_Stated problem_: Please determine how many lines of the material include the word "this", and respond with nothing but that number.

Stored records:
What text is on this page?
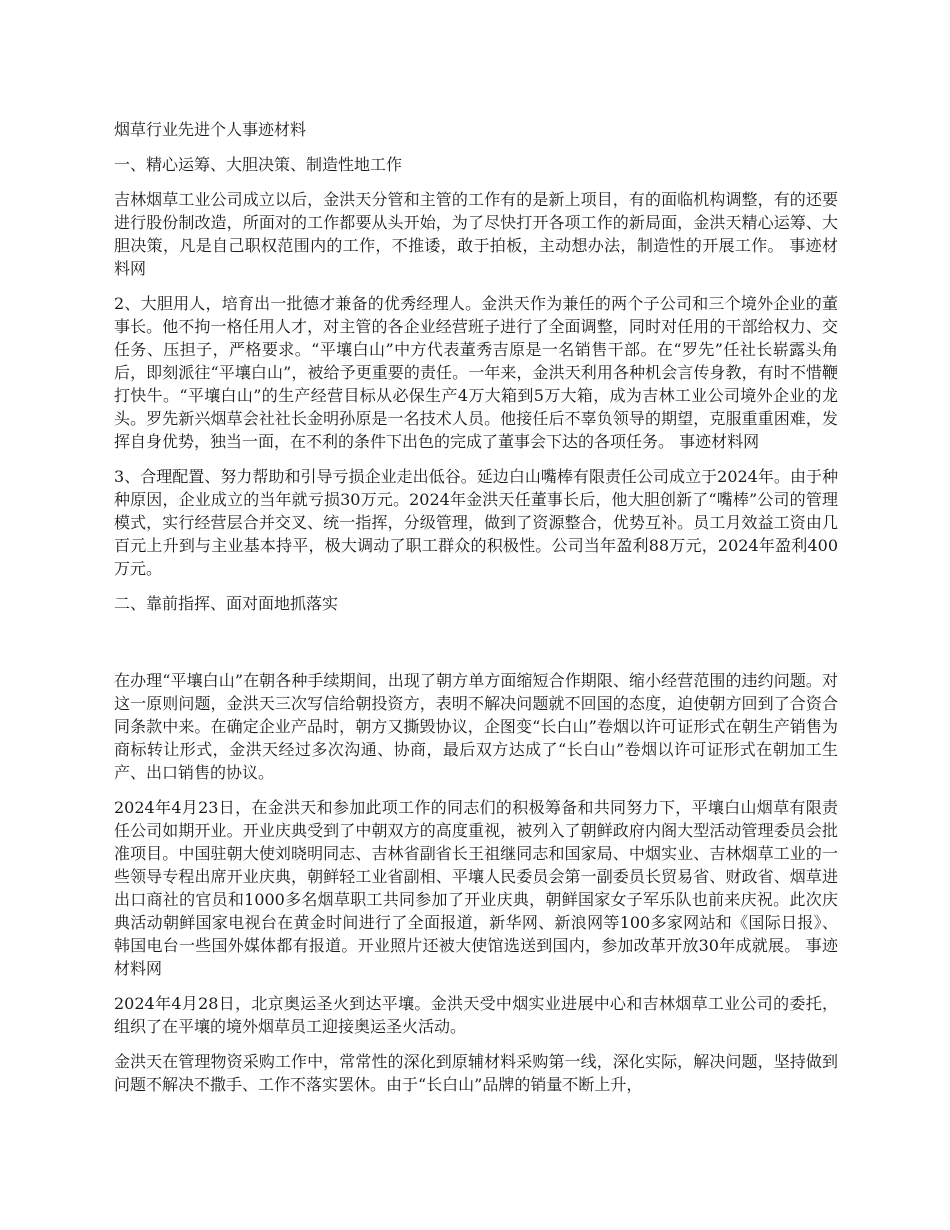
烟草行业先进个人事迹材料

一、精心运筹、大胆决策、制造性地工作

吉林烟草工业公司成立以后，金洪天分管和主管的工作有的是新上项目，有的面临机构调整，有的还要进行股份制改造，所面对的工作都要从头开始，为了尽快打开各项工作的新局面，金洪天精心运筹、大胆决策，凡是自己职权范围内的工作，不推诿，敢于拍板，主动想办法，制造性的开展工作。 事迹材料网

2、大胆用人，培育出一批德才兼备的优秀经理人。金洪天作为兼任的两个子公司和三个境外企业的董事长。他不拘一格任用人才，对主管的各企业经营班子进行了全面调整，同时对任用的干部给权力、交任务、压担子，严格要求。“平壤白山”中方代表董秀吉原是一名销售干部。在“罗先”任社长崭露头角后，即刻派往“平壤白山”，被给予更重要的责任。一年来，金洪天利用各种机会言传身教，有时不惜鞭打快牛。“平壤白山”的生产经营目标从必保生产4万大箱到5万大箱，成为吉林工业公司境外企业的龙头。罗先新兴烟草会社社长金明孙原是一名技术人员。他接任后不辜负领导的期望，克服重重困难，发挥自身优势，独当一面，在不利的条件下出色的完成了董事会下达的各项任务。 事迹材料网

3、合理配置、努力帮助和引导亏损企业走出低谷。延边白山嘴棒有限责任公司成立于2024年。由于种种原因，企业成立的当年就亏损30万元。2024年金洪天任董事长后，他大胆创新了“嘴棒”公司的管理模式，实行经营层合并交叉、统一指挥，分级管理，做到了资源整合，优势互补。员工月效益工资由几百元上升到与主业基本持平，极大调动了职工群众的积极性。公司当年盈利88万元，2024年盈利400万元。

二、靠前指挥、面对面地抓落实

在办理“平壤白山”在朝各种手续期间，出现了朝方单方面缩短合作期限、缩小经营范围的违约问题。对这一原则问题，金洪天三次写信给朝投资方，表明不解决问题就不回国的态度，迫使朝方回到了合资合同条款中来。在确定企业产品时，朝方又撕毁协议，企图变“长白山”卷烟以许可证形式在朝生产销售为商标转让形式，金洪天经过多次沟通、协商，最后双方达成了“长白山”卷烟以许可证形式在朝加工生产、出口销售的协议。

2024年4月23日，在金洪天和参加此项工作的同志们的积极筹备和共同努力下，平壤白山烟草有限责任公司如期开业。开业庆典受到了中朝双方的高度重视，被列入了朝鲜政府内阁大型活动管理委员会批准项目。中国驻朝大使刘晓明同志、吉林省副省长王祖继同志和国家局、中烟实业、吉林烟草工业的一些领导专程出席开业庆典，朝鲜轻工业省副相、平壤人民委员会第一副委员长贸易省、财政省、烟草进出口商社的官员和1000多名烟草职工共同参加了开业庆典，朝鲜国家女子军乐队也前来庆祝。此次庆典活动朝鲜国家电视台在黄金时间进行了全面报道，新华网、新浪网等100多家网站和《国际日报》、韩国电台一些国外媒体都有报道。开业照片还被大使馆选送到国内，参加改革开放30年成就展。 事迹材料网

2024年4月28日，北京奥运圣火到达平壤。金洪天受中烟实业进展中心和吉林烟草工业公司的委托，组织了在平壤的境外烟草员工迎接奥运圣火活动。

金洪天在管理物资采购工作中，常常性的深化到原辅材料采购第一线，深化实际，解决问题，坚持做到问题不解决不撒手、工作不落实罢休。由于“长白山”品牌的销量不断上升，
...
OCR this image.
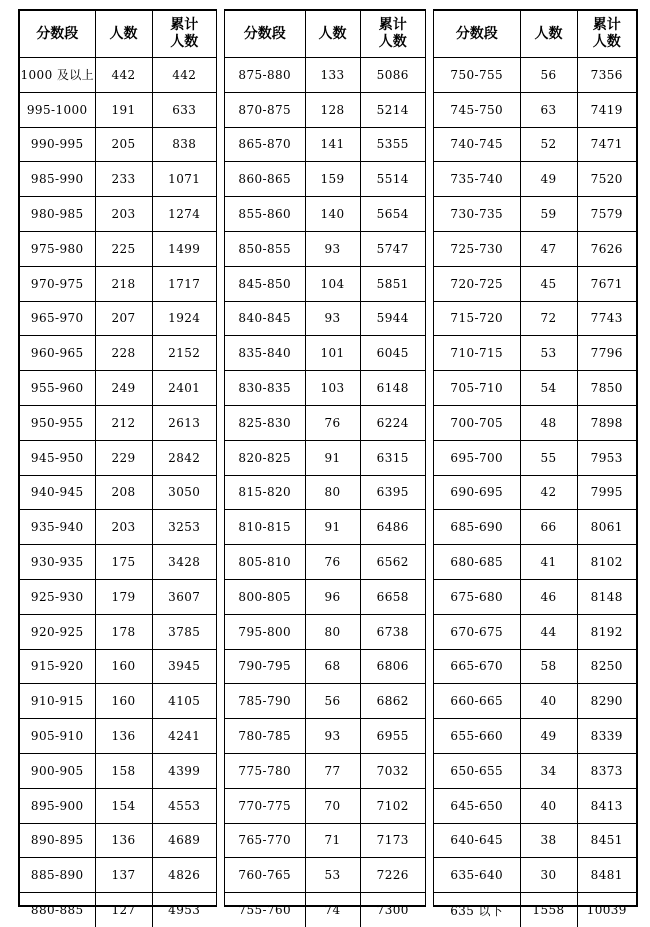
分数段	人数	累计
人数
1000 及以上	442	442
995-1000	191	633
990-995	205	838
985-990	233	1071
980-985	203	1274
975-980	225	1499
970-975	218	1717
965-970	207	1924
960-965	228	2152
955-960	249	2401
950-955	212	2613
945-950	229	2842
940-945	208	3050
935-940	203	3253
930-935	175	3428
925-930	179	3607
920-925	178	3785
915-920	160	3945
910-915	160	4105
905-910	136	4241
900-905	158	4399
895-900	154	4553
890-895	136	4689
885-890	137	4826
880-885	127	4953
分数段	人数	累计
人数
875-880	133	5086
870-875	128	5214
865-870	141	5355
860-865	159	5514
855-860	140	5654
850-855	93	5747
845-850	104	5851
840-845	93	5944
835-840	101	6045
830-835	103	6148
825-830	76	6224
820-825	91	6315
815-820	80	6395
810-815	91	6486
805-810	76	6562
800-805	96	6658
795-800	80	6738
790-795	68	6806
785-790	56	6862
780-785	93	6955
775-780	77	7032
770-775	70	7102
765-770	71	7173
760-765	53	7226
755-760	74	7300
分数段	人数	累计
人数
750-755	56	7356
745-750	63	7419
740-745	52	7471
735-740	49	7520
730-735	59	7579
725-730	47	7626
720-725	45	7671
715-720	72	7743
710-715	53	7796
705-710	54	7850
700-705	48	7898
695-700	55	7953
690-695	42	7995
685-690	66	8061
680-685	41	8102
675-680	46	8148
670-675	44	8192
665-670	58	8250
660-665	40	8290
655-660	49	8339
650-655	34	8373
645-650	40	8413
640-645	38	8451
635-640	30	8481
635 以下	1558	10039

_Complete output_: 2